> _Written exercise_:
Everything from the line holding "What does this" through the last line below must be repeated exactly, and nothing else.

(A block of data)
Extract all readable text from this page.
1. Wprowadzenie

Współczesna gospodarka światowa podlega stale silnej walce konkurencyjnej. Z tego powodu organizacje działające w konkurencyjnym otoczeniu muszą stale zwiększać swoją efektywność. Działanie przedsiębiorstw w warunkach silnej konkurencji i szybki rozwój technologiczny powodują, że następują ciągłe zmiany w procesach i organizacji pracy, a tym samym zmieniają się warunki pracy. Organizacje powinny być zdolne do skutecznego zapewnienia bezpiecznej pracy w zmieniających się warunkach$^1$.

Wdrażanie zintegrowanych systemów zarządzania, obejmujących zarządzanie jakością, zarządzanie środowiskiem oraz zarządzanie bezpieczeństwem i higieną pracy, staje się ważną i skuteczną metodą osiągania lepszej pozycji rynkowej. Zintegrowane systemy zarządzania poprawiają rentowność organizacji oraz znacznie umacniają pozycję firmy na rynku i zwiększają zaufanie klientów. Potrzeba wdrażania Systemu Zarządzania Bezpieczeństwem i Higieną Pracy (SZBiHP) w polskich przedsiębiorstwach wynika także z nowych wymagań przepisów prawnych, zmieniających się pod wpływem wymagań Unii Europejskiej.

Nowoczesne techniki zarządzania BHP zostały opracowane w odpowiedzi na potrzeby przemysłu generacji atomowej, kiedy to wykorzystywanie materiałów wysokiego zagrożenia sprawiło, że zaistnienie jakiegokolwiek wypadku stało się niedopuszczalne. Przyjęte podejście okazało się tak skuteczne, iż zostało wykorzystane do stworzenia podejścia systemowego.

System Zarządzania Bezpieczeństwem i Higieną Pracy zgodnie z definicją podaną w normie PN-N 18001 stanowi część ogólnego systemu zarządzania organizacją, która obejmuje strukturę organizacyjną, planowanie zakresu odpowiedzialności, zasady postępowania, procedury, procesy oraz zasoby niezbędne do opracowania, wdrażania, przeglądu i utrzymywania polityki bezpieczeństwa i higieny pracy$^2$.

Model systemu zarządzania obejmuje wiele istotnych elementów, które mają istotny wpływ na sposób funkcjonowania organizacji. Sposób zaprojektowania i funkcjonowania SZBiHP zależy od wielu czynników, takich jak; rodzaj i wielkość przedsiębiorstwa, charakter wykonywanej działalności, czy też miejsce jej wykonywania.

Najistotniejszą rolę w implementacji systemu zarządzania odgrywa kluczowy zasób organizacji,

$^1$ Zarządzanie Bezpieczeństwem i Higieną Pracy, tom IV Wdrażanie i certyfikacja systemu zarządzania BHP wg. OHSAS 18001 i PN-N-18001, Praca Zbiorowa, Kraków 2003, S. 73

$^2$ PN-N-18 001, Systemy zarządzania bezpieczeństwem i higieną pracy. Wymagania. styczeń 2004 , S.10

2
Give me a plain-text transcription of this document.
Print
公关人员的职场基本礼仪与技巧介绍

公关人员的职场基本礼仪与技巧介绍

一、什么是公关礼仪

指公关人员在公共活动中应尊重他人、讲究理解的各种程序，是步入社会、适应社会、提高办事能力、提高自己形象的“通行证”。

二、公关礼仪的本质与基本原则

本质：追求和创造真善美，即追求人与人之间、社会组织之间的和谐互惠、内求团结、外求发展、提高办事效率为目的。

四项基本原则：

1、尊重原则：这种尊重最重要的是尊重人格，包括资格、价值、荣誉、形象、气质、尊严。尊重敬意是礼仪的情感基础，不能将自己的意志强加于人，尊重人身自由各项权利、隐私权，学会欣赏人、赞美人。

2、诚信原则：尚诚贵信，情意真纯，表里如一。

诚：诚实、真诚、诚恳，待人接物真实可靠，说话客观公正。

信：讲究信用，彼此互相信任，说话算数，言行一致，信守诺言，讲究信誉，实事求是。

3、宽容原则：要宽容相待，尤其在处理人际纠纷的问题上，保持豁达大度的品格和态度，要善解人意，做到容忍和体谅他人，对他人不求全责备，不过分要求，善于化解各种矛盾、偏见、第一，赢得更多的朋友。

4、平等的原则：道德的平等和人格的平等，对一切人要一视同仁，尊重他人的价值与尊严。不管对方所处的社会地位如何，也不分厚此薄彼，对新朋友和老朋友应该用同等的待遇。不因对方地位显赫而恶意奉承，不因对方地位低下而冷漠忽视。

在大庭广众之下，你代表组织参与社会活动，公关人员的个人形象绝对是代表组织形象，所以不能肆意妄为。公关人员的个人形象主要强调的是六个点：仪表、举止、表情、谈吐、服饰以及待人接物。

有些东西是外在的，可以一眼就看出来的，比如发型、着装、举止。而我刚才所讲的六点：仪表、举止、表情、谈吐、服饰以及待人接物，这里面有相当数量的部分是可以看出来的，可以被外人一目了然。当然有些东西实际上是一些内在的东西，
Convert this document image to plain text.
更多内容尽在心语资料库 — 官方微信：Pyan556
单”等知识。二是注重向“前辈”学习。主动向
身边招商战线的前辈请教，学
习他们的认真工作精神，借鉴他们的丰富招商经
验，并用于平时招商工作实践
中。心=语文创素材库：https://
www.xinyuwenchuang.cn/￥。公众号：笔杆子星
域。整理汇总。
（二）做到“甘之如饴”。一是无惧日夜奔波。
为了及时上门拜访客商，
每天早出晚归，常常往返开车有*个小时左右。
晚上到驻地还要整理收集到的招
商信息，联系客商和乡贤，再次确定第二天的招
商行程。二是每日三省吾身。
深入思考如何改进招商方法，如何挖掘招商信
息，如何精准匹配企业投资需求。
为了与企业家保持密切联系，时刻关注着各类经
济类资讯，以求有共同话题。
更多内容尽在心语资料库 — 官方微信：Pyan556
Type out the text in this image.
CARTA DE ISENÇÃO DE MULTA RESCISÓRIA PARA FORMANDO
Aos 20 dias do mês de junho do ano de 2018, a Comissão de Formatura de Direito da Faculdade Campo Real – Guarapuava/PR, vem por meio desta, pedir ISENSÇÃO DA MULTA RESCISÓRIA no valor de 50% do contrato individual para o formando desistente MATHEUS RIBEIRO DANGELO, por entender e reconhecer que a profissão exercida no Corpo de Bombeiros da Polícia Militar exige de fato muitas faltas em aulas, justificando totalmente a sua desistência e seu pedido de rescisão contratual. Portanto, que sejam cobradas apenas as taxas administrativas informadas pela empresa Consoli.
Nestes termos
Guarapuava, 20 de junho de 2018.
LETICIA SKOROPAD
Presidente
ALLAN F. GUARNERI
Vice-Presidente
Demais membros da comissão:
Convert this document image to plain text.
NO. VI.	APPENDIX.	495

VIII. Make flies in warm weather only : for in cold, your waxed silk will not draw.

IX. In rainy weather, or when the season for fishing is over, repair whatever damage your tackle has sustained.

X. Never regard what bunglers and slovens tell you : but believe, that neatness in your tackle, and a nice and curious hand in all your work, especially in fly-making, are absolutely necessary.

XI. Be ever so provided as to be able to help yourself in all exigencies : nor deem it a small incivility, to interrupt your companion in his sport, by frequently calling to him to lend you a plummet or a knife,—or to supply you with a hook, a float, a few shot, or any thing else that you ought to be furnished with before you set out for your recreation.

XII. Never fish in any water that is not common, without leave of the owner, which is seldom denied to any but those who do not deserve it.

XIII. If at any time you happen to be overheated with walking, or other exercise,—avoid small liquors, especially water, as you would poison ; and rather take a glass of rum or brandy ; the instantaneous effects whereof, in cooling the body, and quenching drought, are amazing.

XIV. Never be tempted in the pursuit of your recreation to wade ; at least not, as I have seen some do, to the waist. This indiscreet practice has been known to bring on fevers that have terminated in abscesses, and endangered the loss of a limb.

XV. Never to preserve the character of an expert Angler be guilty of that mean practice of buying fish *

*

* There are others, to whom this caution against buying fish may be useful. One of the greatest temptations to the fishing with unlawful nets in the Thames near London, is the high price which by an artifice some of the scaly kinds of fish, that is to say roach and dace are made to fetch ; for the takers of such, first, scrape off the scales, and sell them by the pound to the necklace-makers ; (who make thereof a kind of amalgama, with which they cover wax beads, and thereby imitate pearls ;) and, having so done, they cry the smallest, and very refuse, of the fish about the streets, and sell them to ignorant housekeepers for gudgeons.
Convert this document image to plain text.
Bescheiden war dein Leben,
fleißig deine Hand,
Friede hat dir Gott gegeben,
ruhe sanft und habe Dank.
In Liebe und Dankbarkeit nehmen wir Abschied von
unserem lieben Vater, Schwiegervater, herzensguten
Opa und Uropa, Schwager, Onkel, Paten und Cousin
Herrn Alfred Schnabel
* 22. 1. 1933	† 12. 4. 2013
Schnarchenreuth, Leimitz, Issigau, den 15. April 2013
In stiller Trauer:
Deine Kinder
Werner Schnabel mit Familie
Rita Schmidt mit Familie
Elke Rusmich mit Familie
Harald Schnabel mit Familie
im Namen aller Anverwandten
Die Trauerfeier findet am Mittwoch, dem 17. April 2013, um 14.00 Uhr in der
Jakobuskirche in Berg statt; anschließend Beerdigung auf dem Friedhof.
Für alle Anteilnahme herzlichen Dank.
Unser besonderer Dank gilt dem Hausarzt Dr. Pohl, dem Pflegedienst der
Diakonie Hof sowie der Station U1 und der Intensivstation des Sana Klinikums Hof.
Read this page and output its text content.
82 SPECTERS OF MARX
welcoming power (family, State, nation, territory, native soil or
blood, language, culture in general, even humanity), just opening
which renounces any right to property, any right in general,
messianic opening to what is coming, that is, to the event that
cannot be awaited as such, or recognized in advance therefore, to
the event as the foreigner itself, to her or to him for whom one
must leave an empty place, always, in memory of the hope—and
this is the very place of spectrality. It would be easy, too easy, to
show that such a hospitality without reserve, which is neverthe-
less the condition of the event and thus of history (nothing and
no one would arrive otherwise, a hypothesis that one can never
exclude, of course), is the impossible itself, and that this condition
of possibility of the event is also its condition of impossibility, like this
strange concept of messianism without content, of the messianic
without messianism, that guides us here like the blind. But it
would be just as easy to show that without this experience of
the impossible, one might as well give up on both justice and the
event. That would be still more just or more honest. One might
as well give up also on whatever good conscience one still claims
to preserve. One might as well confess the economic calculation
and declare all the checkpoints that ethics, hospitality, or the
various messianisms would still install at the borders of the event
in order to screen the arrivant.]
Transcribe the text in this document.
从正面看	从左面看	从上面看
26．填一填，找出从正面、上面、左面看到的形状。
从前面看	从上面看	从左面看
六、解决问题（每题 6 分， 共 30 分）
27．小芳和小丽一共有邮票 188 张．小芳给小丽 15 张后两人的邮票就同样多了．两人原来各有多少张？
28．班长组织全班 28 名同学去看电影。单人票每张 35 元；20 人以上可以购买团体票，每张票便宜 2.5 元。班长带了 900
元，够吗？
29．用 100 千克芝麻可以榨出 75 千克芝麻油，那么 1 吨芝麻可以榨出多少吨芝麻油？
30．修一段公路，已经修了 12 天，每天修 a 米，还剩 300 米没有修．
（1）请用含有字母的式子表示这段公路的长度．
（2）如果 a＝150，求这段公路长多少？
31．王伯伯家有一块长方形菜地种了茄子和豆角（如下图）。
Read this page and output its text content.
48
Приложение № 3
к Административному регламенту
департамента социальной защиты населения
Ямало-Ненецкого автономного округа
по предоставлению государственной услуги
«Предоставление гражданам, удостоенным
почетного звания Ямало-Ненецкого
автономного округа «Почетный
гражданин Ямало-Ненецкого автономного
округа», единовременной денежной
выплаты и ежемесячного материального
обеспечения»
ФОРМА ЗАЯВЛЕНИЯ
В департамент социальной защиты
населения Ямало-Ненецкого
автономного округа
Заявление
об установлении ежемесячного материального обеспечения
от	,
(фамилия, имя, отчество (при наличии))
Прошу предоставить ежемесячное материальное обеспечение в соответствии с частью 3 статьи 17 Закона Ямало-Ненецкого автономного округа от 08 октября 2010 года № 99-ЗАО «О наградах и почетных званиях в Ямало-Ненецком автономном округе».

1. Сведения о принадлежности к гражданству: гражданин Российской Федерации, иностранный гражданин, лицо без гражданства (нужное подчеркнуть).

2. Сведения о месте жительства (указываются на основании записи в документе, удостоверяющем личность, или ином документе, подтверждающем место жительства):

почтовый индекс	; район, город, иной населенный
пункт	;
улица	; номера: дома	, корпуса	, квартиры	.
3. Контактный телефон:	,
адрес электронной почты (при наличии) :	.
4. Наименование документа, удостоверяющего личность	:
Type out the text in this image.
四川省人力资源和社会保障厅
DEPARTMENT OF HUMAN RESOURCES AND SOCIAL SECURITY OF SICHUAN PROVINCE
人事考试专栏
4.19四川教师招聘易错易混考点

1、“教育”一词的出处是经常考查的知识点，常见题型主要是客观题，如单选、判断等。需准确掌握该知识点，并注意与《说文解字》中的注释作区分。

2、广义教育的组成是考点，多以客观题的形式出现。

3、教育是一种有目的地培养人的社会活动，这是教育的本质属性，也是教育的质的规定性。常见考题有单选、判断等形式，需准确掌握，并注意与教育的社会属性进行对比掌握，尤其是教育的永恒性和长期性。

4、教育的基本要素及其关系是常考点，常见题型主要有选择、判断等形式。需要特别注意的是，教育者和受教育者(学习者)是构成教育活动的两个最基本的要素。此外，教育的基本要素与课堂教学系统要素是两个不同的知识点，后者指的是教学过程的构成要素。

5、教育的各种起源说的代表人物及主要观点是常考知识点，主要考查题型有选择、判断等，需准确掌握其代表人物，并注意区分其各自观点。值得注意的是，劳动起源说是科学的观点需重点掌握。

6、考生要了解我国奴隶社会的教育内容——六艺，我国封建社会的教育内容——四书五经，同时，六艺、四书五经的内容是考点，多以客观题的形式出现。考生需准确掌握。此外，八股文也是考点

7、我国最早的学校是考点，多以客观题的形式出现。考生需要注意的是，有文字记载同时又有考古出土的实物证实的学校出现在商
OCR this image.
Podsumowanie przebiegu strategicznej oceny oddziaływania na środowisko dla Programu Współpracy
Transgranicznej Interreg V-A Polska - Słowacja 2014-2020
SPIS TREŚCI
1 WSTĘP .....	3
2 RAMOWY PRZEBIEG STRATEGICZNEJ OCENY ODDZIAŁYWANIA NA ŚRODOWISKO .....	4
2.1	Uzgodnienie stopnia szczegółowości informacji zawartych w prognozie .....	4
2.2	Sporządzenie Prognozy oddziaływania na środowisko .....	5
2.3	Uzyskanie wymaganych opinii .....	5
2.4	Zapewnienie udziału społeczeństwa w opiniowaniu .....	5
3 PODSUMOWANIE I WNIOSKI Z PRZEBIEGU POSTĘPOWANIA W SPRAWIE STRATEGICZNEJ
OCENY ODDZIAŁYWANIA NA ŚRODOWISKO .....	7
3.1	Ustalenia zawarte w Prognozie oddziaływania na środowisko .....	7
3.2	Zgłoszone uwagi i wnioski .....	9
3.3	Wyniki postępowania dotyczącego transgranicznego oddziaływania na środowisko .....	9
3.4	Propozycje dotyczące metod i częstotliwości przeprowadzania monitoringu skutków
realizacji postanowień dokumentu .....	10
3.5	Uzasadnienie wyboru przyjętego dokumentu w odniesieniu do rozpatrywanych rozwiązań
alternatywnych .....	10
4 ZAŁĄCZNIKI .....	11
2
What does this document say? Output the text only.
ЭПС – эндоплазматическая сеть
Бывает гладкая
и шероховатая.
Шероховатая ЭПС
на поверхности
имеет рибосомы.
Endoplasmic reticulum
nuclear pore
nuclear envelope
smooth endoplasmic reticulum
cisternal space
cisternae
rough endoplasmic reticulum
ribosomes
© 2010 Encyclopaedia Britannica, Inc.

> _Final answer_:
What does this document say? Output the text only.
ЭПС – эндоплазматическая сеть
Бывает гладкая
и шероховатая.
Шероховатая ЭПС
на поверхности
имеет рибосомы.
Endoplasmic reticulum
nuclear pore
nuclear envelope
smooth endoplasmic reticulum
cisternal space
cisternae
rough endoplasmic reticulum
ribosomes
© 2010 Encyclopaedia Britannica, Inc.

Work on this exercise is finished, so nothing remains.